The problem :: Read the listing below and copy out each line where the word "staden" occurs.

Records shown ::
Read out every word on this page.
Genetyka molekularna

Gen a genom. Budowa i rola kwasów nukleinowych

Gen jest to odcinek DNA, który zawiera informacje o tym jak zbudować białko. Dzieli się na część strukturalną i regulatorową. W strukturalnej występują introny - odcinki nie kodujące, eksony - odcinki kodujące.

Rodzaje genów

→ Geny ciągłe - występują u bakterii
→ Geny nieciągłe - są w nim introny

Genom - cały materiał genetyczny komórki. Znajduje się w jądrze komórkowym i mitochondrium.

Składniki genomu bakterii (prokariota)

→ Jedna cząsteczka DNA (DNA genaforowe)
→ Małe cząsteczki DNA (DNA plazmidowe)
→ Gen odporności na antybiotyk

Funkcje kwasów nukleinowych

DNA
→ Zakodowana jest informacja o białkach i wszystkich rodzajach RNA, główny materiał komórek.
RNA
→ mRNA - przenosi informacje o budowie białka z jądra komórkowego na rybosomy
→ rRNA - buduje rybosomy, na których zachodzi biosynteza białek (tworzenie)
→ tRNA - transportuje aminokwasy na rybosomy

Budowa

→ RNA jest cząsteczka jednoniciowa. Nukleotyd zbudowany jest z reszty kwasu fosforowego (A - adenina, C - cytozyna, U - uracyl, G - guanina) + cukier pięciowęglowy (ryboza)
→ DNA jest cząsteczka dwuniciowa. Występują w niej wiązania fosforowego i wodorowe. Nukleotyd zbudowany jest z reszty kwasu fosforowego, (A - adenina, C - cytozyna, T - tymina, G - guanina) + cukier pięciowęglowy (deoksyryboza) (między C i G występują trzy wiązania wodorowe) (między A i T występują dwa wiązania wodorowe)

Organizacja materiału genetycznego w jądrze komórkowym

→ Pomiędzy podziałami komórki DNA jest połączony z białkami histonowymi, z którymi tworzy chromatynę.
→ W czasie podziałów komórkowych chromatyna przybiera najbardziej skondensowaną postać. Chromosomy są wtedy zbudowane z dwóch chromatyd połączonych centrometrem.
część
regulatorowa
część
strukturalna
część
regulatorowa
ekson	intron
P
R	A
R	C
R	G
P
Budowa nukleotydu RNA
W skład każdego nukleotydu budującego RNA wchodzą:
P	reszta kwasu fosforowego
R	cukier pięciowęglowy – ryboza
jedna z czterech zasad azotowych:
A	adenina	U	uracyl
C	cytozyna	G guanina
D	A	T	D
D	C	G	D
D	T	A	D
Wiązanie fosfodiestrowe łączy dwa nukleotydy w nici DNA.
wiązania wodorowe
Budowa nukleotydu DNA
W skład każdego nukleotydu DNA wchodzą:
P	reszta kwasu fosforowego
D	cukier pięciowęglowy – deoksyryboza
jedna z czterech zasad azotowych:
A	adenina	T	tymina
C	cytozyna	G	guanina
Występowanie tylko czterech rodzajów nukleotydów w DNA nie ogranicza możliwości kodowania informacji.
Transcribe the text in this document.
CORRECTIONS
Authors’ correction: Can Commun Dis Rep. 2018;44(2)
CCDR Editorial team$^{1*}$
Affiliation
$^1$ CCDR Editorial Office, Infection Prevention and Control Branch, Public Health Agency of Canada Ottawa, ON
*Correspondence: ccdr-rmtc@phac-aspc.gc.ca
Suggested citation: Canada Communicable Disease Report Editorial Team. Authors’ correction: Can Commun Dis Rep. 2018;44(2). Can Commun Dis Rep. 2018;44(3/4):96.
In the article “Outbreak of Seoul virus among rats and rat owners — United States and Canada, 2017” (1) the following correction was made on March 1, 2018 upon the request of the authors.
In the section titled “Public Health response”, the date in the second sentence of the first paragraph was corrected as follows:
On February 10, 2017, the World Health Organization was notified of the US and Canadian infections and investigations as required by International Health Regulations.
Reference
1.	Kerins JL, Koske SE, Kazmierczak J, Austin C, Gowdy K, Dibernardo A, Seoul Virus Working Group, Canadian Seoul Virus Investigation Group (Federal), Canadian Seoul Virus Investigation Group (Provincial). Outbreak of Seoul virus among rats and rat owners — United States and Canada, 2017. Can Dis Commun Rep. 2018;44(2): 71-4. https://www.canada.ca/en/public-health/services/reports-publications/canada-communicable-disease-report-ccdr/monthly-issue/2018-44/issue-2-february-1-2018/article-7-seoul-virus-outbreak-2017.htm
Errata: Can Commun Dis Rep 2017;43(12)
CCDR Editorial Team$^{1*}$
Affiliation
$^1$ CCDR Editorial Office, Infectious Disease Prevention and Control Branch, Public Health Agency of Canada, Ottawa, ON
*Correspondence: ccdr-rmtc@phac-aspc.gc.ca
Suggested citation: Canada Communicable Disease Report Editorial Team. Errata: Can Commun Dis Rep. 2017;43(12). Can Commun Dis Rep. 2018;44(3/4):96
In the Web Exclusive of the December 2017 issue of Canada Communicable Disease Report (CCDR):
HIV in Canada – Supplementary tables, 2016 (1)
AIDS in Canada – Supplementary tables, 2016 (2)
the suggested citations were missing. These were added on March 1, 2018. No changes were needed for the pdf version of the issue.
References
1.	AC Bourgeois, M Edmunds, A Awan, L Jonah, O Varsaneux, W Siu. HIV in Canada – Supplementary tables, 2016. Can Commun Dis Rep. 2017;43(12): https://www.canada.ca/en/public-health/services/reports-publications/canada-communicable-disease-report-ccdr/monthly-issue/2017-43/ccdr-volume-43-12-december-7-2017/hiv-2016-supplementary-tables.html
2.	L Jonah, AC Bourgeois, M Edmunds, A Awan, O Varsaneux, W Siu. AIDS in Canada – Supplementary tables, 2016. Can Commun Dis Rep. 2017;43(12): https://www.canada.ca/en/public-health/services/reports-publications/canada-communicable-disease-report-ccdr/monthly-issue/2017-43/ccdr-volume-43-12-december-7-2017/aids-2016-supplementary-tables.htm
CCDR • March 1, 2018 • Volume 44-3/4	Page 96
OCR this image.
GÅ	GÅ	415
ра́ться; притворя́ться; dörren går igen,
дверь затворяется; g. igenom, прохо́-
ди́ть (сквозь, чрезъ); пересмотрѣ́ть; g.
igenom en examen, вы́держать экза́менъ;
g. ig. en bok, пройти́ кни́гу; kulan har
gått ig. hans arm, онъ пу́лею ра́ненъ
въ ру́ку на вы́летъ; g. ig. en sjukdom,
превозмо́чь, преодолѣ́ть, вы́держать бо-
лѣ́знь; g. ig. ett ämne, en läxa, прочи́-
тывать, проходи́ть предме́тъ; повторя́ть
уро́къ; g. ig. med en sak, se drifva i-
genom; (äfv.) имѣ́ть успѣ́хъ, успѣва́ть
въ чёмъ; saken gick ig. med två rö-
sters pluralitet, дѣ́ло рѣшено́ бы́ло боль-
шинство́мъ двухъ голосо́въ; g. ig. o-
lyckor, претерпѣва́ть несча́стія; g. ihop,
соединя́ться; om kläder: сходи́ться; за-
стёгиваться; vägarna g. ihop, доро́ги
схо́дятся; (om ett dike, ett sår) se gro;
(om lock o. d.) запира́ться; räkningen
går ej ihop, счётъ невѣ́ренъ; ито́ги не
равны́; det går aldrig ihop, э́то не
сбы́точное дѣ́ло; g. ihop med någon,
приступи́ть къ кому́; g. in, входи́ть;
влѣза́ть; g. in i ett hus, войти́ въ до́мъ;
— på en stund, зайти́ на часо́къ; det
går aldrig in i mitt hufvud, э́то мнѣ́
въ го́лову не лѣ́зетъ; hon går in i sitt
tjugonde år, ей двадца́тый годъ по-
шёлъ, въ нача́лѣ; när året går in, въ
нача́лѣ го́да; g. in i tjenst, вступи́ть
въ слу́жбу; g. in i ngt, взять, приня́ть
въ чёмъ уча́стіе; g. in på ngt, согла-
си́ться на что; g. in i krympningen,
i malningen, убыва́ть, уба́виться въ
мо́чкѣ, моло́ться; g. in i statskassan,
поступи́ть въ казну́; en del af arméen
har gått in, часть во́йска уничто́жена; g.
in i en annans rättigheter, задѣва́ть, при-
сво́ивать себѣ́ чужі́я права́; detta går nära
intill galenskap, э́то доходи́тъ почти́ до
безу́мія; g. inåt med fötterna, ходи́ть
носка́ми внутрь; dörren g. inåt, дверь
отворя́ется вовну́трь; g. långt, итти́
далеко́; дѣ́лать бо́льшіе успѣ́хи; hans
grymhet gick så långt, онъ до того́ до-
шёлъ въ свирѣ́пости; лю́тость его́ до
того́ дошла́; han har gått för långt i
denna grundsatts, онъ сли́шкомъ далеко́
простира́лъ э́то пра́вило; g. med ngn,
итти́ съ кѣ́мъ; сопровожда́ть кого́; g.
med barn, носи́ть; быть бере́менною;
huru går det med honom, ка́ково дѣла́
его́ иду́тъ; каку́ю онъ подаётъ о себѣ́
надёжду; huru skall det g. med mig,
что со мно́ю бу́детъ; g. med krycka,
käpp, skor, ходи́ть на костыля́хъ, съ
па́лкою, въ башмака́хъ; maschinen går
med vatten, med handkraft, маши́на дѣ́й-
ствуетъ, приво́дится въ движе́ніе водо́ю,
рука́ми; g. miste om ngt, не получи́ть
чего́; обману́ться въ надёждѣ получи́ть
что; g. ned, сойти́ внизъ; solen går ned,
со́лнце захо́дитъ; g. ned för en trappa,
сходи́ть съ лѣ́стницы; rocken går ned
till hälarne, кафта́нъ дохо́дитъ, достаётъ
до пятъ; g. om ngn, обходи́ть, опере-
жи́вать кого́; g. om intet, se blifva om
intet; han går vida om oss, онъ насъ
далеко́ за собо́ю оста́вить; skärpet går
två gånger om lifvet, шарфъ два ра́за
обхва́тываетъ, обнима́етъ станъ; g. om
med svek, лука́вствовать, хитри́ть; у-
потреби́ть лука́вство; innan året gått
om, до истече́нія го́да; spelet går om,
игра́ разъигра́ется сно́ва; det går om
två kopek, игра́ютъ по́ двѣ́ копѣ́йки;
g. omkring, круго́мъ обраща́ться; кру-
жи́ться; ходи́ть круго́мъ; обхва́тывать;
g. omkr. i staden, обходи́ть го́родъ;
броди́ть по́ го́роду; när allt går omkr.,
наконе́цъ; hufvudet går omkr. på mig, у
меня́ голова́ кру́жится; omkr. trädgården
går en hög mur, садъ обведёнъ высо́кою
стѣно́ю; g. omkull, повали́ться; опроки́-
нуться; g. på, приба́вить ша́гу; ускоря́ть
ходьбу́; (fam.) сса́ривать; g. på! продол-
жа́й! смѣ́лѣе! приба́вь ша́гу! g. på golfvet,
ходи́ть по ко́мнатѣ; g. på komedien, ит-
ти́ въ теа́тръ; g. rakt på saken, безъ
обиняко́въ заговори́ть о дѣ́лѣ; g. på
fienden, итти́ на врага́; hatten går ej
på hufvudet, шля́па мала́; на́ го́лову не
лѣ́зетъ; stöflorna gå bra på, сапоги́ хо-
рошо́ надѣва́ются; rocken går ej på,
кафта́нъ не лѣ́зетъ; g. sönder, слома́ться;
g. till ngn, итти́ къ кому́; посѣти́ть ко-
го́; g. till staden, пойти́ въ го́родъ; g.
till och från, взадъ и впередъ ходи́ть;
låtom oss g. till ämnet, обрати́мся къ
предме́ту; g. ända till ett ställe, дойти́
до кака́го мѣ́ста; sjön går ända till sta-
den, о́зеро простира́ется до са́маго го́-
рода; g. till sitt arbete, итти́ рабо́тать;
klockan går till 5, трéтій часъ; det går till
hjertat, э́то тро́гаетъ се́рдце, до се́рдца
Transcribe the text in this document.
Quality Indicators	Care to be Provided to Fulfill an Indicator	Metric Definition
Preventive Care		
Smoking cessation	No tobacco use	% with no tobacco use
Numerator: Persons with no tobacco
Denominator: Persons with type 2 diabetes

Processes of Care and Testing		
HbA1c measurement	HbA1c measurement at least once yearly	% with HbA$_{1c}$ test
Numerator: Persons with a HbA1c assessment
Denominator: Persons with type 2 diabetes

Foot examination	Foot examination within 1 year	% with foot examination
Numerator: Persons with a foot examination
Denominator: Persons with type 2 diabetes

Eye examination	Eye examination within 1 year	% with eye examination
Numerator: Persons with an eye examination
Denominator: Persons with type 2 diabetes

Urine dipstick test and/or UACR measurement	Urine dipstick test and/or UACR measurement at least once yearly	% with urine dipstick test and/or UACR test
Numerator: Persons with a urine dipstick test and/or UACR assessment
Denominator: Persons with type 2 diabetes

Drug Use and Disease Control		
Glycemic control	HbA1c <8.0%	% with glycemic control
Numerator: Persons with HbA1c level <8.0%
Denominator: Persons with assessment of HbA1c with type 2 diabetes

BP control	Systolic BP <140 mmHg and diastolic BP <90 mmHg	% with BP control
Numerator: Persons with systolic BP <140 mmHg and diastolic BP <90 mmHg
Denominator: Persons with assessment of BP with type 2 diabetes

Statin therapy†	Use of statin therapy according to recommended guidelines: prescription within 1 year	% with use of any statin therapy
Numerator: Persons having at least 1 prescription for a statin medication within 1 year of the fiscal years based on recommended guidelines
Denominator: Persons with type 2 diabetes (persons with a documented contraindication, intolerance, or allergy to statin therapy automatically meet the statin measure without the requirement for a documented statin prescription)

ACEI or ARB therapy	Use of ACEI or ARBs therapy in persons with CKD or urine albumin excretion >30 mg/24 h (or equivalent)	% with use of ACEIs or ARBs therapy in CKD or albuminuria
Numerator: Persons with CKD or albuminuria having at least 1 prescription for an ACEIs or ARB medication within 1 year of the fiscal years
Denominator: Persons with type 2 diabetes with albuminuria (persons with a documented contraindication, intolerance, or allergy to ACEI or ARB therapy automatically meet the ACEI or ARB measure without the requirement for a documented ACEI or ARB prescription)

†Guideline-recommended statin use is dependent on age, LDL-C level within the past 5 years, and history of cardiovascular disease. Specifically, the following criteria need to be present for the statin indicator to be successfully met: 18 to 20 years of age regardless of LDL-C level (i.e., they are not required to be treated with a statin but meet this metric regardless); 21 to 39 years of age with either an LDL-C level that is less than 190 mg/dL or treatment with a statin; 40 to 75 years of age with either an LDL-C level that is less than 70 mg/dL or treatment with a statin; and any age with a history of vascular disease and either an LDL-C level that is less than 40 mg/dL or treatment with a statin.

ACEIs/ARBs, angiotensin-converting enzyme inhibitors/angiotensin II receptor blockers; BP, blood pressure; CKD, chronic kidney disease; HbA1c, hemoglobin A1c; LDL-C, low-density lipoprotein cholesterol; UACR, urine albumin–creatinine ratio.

Answer below ::
g. omkr. i staden, обходи́ть го́родъ;
го́; g. till staden, пойти́ въ го́родъ; g.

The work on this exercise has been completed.